* Task directions:
Reproduce all records verbatim.

* Available records:
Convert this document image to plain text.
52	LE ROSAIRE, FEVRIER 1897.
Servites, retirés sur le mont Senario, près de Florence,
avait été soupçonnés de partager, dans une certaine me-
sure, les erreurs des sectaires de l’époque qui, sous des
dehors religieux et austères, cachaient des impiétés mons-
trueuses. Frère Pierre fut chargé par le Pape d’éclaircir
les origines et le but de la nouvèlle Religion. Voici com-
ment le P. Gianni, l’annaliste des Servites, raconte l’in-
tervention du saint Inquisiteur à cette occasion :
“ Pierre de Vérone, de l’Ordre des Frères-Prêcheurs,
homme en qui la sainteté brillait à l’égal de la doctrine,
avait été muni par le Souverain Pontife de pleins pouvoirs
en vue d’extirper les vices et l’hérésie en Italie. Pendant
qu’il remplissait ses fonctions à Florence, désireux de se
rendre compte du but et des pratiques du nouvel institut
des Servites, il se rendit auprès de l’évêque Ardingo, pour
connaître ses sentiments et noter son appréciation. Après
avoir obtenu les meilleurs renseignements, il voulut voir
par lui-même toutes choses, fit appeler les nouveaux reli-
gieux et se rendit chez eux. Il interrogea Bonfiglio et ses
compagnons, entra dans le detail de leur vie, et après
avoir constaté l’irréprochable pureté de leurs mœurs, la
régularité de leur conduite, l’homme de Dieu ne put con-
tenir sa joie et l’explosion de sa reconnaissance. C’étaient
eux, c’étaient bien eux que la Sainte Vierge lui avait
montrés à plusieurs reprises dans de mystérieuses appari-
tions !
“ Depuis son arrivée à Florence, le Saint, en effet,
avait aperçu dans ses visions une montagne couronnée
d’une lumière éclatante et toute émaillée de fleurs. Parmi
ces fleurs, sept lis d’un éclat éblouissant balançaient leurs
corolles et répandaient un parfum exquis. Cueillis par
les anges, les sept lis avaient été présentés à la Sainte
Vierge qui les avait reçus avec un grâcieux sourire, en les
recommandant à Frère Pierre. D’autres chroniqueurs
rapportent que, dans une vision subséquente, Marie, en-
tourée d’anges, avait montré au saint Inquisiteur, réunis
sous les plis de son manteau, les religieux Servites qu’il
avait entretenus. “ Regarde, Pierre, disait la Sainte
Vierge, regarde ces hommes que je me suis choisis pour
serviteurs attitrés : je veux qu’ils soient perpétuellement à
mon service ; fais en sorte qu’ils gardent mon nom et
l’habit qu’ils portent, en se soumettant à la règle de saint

* Full solution:
Convert this document image to plain text.
52	LE ROSAIRE, FEVRIER 1897.
Servites, retirés sur le mont Senario, près de Florence,
avait été soupçonnés de partager, dans une certaine me-
sure, les erreurs des sectaires de l’époque qui, sous des
dehors religieux et austères, cachaient des impiétés mons-
trueuses. Frère Pierre fut chargé par le Pape d’éclaircir
les origines et le but de la nouvèlle Religion. Voici com-
ment le P. Gianni, l’annaliste des Servites, raconte l’in-
tervention du saint Inquisiteur à cette occasion :
“ Pierre de Vérone, de l’Ordre des Frères-Prêcheurs,
homme en qui la sainteté brillait à l’égal de la doctrine,
avait été muni par le Souverain Pontife de pleins pouvoirs
en vue d’extirper les vices et l’hérésie en Italie. Pendant
qu’il remplissait ses fonctions à Florence, désireux de se
rendre compte du but et des pratiques du nouvel institut
des Servites, il se rendit auprès de l’évêque Ardingo, pour
connaître ses sentiments et noter son appréciation. Après
avoir obtenu les meilleurs renseignements, il voulut voir
par lui-même toutes choses, fit appeler les nouveaux reli-
gieux et se rendit chez eux. Il interrogea Bonfiglio et ses
compagnons, entra dans le detail de leur vie, et après
avoir constaté l’irréprochable pureté de leurs mœurs, la
régularité de leur conduite, l’homme de Dieu ne put con-
tenir sa joie et l’explosion de sa reconnaissance. C’étaient
eux, c’étaient bien eux que la Sainte Vierge lui avait
montrés à plusieurs reprises dans de mystérieuses appari-
tions !
“ Depuis son arrivée à Florence, le Saint, en effet,
avait aperçu dans ses visions une montagne couronnée
d’une lumière éclatante et toute émaillée de fleurs. Parmi
ces fleurs, sept lis d’un éclat éblouissant balançaient leurs
corolles et répandaient un parfum exquis. Cueillis par
les anges, les sept lis avaient été présentés à la Sainte
Vierge qui les avait reçus avec un grâcieux sourire, en les
recommandant à Frère Pierre. D’autres chroniqueurs
rapportent que, dans une vision subséquente, Marie, en-
tourée d’anges, avait montré au saint Inquisiteur, réunis
sous les plis de son manteau, les religieux Servites qu’il
avait entretenus. “ Regarde, Pierre, disait la Sainte
Vierge, regarde ces hommes que je me suis choisis pour
serviteurs attitrés : je veux qu’ils soient perpétuellement à
mon service ; fais en sorte qu’ils gardent mon nom et
l’habit qu’ils portent, en se soumettant à la règle de saint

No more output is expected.